** Stated task **
Produce a verbatim copy of the entries listed below.

(Dataset rows about figures)
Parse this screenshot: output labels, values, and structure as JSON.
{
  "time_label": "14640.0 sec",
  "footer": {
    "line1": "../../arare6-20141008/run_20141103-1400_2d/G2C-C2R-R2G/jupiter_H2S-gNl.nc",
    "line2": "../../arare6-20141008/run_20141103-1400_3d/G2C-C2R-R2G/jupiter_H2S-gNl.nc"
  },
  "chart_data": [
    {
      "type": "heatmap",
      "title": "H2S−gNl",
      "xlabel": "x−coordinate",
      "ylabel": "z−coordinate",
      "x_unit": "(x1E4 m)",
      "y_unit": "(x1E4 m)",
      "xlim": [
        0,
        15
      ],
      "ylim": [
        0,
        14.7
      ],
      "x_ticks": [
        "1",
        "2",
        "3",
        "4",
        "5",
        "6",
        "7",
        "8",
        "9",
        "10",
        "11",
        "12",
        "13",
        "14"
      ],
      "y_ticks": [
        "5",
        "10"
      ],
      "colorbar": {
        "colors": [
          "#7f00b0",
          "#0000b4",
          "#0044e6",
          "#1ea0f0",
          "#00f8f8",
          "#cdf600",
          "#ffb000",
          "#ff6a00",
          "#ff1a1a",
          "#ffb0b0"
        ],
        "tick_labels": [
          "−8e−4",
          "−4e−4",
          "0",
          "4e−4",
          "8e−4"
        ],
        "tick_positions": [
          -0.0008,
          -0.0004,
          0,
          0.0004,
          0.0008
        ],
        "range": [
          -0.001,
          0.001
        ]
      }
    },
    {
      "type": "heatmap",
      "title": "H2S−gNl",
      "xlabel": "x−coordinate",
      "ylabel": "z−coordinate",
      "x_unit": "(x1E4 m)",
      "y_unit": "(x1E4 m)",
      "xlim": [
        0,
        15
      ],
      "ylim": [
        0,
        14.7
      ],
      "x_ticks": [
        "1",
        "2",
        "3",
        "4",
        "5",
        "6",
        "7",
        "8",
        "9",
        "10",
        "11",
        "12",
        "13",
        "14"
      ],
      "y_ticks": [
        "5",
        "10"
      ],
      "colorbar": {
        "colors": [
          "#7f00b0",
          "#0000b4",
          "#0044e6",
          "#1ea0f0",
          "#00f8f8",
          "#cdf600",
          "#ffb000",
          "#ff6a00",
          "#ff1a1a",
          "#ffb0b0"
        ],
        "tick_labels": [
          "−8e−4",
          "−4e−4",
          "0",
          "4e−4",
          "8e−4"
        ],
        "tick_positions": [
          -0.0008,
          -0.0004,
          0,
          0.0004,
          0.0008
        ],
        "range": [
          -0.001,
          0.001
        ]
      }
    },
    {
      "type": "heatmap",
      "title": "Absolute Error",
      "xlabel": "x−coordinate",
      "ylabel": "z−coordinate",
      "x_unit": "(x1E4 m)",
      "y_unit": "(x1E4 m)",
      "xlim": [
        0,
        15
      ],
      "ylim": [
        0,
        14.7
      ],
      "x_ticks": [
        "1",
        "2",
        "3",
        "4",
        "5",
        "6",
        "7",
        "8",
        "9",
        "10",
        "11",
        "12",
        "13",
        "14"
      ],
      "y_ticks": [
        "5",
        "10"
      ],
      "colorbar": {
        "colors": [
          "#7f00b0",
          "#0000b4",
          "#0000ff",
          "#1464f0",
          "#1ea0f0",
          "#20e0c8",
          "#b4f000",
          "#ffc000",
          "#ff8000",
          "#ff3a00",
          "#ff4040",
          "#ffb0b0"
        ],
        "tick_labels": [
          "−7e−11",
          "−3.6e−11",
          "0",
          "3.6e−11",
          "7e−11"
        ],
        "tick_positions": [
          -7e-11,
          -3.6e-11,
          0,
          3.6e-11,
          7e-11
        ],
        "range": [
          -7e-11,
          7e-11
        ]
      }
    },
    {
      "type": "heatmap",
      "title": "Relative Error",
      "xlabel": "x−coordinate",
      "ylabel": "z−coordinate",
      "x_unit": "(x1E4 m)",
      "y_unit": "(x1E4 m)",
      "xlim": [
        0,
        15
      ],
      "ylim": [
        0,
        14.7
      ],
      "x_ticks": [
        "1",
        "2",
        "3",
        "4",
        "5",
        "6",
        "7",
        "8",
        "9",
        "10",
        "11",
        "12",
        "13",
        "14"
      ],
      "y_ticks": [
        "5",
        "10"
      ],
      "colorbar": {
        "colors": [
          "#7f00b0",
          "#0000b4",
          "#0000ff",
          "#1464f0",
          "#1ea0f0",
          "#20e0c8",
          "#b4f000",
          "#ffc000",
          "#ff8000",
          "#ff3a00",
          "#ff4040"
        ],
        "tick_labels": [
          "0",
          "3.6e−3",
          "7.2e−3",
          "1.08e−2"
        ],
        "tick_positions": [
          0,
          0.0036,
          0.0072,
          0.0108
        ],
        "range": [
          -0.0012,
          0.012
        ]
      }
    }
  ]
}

** Final result **
Parse this screenshot: output labels, values, and structure as JSON.
{
  "time_label": "14640.0 sec",
  "footer": {
    "line1": "../../arare6-20141008/run_20141103-1400_2d/G2C-C2R-R2G/jupiter_H2S-gNl.nc",
    "line2": "../../arare6-20141008/run_20141103-1400_3d/G2C-C2R-R2G/jupiter_H2S-gNl.nc"
  },
  "chart_data": [
    {
      "type": "heatmap",
      "title": "H2S−gNl",
      "xlabel": "x−coordinate",
      "ylabel": "z−coordinate",
      "x_unit": "(x1E4 m)",
      "y_unit": "(x1E4 m)",
      "xlim": [
        0,
        15
      ],
      "ylim": [
        0,
        14.7
      ],
      "x_ticks": [
        "1",
        "2",
        "3",
        "4",
        "5",
        "6",
        "7",
        "8",
        "9",
        "10",
        "11",
        "12",
        "13",
        "14"
      ],
      "y_ticks": [
        "5",
        "10"
      ],
      "colorbar": {
        "colors": [
          "#7f00b0",
          "#0000b4",
          "#0044e6",
          "#1ea0f0",
          "#00f8f8",
          "#cdf600",
          "#ffb000",
          "#ff6a00",
          "#ff1a1a",
          "#ffb0b0"
        ],
        "tick_labels": [
          "−8e−4",
          "−4e−4",
          "0",
          "4e−4",
          "8e−4"
        ],
        "tick_positions": [
          -0.0008,
          -0.0004,
          0,
          0.0004,
          0.0008
        ],
        "range": [
          -0.001,
          0.001
        ]
      }
    },
    {
      "type": "heatmap",
      "title": "H2S−gNl",
      "xlabel": "x−coordinate",
      "ylabel": "z−coordinate",
      "x_unit": "(x1E4 m)",
      "y_unit": "(x1E4 m)",
      "xlim": [
        0,
        15
      ],
      "ylim": [
        0,
        14.7
      ],
      "x_ticks": [
        "1",
        "2",
        "3",
        "4",
        "5",
        "6",
        "7",
        "8",
        "9",
        "10",
        "11",
        "12",
        "13",
        "14"
      ],
      "y_ticks": [
        "5",
        "10"
      ],
      "colorbar": {
        "colors": [
          "#7f00b0",
          "#0000b4",
          "#0044e6",
          "#1ea0f0",
          "#00f8f8",
          "#cdf600",
          "#ffb000",
          "#ff6a00",
          "#ff1a1a",
          "#ffb0b0"
        ],
        "tick_labels": [
          "−8e−4",
          "−4e−4",
          "0",
          "4e−4",
          "8e−4"
        ],
        "tick_positions": [
          -0.0008,
          -0.0004,
          0,
          0.0004,
          0.0008
        ],
        "range": [
          -0.001,
          0.001
        ]
      }
    },
    {
      "type": "heatmap",
      "title": "Absolute Error",
      "xlabel": "x−coordinate",
      "ylabel": "z−coordinate",
      "x_unit": "(x1E4 m)",
      "y_unit": "(x1E4 m)",
      "xlim": [
        0,
        15
      ],
      "ylim": [
        0,
        14.7
      ],
      "x_ticks": [
        "1",
        "2",
        "3",
        "4",
        "5",
        "6",
        "7",
        "8",
        "9",
        "10",
        "11",
        "12",
        "13",
        "14"
      ],
      "y_ticks": [
        "5",
        "10"
      ],
      "colorbar": {
        "colors": [
          "#7f00b0",
          "#0000b4",
          "#0000ff",
          "#1464f0",
          "#1ea0f0",
          "#20e0c8",
          "#b4f000",
          "#ffc000",
          "#ff8000",
          "#ff3a00",
          "#ff4040",
          "#ffb0b0"
        ],
        "tick_labels": [
          "−7e−11",
          "−3.6e−11",
          "0",
          "3.6e−11",
          "7e−11"
        ],
        "tick_positions": [
          -7e-11,
          -3.6e-11,
          0,
          3.6e-11,
          7e-11
        ],
        "range": [
          -7e-11,
          7e-11
        ]
      }
    },
    {
      "type": "heatmap",
      "title": "Relative Error",
      "xlabel": "x−coordinate",
      "ylabel": "z−coordinate",
      "x_unit": "(x1E4 m)",
      "y_unit": "(x1E4 m)",
      "xlim": [
        0,
        15
      ],
      "ylim": [
        0,
        14.7
      ],
      "x_ticks": [
        "1",
        "2",
        "3",
        "4",
        "5",
        "6",
        "7",
        "8",
        "9",
        "10",
        "11",
        "12",
        "13",
        "14"
      ],
      "y_ticks": [
        "5",
        "10"
      ],
      "colorbar": {
        "colors": [
          "#7f00b0",
          "#0000b4",
          "#0000ff",
          "#1464f0",
          "#1ea0f0",
          "#20e0c8",
          "#b4f000",
          "#ffc000",
          "#ff8000",
          "#ff3a00",
          "#ff4040"
        ],
        "tick_labels": [
          "0",
          "3.6e−3",
          "7.2e−3",
          "1.08e−2"
        ],
        "tick_positions": [
          0,
          0.0036,
          0.0072,
          0.0108
        ],
        "range": [
          -0.0012,
          0.012
        ]
      }
    }
  ]
}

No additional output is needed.